>> Start RECORD SET

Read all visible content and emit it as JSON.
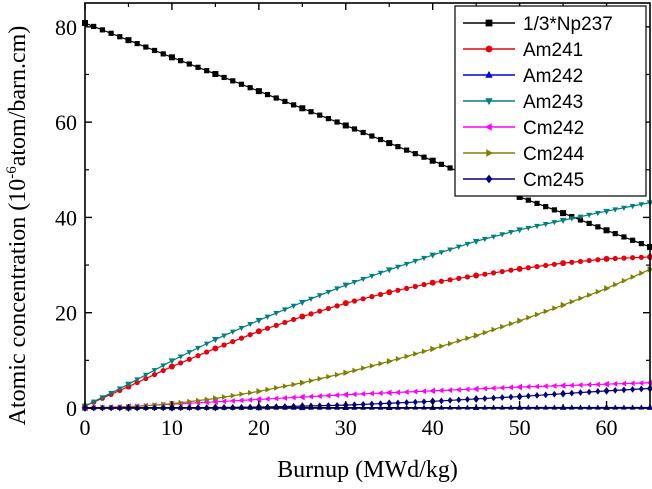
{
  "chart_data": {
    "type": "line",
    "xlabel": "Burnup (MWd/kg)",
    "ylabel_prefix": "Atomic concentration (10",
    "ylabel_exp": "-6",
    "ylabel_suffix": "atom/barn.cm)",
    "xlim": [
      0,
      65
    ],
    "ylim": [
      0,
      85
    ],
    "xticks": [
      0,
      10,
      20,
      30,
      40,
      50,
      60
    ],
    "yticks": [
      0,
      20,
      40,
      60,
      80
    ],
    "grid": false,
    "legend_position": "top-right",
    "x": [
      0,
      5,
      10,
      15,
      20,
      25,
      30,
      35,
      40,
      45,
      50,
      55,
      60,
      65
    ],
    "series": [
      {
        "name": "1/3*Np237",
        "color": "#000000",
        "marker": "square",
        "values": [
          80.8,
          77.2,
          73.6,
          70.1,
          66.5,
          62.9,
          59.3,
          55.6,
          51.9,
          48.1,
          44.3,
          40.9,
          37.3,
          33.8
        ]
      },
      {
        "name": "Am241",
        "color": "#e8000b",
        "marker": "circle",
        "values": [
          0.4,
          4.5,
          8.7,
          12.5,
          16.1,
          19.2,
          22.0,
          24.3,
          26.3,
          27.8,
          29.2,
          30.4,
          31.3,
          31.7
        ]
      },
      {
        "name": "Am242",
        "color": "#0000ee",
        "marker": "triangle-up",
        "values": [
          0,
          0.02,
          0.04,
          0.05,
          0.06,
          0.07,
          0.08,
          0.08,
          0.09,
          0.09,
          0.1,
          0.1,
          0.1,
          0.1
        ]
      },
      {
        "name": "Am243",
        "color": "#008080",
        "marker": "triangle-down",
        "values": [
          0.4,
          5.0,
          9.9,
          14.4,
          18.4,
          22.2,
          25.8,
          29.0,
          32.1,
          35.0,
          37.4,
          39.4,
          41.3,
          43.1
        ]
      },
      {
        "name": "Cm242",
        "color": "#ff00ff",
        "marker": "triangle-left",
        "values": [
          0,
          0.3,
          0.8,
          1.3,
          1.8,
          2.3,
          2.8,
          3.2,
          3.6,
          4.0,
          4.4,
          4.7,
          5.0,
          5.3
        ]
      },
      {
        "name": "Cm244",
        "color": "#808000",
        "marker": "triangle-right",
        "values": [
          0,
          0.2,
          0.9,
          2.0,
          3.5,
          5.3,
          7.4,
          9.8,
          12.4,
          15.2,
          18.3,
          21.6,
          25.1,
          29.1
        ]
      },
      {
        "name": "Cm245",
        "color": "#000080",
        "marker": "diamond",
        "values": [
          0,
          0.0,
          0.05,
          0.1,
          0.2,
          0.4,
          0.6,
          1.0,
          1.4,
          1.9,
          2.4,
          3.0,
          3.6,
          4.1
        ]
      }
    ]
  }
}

>> End RECORD SET

Above are the records; copy every line in them that holds the word "triangle".

FULL OUTPUT
        "marker": "triangle-up",
        "marker": "triangle-down",
        "marker": "triangle-left",
        "marker": "triangle-right",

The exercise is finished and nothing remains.